Exercise task: Select from the data all lines with the word "exact".

-- Begin Input rows --

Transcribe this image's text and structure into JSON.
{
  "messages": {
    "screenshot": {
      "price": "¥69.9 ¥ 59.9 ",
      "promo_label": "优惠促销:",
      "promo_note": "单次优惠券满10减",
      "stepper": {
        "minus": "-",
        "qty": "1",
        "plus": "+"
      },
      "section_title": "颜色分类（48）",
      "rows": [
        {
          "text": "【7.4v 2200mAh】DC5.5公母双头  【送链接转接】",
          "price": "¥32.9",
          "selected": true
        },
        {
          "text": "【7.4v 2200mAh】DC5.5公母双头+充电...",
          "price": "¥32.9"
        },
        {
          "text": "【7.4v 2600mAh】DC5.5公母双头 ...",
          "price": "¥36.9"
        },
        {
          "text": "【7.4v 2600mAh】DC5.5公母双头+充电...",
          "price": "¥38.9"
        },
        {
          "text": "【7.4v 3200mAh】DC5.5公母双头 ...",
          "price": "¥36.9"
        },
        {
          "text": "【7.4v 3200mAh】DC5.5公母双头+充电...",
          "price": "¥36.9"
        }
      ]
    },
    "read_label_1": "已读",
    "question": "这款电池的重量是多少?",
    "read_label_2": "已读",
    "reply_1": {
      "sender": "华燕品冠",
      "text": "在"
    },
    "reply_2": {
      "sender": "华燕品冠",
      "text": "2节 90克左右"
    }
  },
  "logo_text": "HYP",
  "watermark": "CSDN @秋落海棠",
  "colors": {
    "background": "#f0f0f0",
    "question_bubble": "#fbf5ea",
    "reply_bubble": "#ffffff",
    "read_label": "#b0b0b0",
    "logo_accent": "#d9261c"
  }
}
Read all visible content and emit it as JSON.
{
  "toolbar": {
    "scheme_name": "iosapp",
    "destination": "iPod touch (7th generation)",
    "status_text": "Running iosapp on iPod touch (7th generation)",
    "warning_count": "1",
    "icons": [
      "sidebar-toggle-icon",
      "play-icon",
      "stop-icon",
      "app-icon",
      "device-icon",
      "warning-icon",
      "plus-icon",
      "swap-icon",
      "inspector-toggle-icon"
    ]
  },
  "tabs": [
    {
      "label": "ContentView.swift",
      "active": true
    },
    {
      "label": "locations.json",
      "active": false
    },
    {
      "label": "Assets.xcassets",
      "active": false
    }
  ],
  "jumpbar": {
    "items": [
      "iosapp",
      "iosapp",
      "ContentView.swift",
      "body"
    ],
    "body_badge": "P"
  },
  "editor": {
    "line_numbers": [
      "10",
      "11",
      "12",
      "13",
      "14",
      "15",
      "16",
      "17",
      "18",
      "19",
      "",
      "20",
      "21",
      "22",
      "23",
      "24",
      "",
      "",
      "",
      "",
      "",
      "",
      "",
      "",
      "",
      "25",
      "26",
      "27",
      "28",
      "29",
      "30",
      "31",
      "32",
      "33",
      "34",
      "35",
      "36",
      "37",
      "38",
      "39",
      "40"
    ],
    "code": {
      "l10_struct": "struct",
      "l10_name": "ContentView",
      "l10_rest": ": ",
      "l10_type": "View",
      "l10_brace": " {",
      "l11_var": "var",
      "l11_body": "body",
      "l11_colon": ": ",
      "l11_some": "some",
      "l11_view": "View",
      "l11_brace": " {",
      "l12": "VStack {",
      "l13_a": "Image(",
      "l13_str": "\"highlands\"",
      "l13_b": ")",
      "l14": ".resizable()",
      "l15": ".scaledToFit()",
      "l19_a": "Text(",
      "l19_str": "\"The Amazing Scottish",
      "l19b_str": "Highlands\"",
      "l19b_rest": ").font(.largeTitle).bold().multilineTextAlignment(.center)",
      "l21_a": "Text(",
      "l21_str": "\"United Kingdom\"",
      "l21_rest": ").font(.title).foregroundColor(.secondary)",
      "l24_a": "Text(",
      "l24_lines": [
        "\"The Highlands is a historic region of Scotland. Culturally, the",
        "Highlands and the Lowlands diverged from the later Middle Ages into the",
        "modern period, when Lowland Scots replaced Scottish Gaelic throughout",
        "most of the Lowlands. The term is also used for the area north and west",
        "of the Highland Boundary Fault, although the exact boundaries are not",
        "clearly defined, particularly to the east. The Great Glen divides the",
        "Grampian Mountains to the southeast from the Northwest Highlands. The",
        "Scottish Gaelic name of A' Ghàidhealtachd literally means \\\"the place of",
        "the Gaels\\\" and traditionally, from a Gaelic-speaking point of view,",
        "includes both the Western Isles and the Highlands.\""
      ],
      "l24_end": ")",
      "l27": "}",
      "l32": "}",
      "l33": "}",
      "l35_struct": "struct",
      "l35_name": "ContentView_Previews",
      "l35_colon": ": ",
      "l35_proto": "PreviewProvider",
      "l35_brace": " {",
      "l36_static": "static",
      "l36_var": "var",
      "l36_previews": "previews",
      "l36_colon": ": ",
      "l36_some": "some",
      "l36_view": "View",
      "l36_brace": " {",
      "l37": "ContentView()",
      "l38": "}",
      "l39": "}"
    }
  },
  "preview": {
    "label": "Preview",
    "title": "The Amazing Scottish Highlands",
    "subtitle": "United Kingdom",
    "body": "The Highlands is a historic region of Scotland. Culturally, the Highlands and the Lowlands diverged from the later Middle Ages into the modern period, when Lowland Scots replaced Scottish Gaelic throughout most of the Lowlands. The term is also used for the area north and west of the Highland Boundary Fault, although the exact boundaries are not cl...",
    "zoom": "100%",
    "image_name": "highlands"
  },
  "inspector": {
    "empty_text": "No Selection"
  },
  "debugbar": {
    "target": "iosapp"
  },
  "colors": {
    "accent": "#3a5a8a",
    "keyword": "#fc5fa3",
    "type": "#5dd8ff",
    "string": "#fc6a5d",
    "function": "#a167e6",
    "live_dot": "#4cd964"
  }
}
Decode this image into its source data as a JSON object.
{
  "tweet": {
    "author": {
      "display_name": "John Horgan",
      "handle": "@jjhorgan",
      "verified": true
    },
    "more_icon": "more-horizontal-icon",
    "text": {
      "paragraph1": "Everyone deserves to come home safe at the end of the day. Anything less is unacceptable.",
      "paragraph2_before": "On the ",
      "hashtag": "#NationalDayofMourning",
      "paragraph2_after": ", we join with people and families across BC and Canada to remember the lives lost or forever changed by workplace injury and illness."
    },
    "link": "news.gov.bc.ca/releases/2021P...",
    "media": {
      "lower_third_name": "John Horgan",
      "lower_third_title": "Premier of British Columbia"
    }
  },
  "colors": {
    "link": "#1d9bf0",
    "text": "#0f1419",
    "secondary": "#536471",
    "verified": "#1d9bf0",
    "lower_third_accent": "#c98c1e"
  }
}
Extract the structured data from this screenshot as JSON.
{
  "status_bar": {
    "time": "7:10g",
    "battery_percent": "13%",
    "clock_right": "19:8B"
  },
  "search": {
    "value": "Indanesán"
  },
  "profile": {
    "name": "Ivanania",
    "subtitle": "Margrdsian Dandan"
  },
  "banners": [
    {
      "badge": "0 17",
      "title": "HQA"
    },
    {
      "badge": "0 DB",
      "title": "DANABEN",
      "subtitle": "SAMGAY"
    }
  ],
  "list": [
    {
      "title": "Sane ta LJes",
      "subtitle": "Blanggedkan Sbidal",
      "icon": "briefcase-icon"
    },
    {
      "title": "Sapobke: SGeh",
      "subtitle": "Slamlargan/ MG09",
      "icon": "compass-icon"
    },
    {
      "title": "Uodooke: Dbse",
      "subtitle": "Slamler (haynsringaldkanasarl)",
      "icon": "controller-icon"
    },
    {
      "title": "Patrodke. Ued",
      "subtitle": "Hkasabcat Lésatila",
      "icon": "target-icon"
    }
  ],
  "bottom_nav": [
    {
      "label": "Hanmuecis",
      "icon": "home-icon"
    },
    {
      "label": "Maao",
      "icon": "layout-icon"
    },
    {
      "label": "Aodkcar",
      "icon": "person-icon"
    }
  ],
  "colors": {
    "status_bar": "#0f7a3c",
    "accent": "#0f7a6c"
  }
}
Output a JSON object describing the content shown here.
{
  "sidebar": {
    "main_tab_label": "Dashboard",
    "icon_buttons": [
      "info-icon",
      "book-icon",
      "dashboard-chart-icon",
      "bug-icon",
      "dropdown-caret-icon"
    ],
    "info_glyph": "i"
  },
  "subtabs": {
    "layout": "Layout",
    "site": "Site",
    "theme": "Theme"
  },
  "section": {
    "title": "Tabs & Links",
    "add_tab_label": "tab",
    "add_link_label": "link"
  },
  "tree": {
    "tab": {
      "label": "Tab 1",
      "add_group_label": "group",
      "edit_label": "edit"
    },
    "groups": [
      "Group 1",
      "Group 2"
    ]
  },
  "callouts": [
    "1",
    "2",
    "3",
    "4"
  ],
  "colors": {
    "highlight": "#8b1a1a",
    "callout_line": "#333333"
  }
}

-- End Input rows --

Written reply:
        "of the Highland Boundary Fault, although the exact boundaries are not",
    "body": "The Highlands is a historic region of Scotland. Culturally, the Highlands and the Lowlands diverged from the later Middle Ages into the modern period, when Lowland Scots replaced Scottish Gaelic throughout most of the Lowlands. The term is also used for the area north and west of the Highland Boundary Fault, although the exact boundaries are not cl...",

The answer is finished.